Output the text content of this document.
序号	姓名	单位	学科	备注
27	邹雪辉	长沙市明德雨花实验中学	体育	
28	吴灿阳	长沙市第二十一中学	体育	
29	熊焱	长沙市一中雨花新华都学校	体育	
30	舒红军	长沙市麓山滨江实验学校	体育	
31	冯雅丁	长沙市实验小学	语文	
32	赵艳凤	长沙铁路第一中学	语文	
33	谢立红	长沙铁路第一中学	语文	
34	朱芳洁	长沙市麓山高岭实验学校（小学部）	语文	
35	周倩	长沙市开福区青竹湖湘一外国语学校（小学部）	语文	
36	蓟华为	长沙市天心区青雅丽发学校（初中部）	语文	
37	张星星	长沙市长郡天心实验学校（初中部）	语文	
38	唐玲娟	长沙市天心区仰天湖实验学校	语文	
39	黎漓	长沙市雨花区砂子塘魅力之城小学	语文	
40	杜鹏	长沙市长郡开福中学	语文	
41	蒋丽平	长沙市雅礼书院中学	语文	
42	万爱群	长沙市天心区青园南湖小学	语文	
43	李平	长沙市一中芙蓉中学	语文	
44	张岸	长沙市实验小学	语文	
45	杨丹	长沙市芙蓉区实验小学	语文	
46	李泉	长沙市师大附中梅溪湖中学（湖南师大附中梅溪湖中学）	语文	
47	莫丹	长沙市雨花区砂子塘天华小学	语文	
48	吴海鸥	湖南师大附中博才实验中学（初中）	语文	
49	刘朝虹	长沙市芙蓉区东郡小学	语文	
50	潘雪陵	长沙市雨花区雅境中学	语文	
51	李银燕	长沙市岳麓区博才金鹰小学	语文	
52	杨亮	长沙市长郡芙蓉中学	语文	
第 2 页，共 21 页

• _The problem_: In the entries above, some lines may contain the string "长沙铁路第一中学"; report how many, without additional comment.

• _The solution_: 2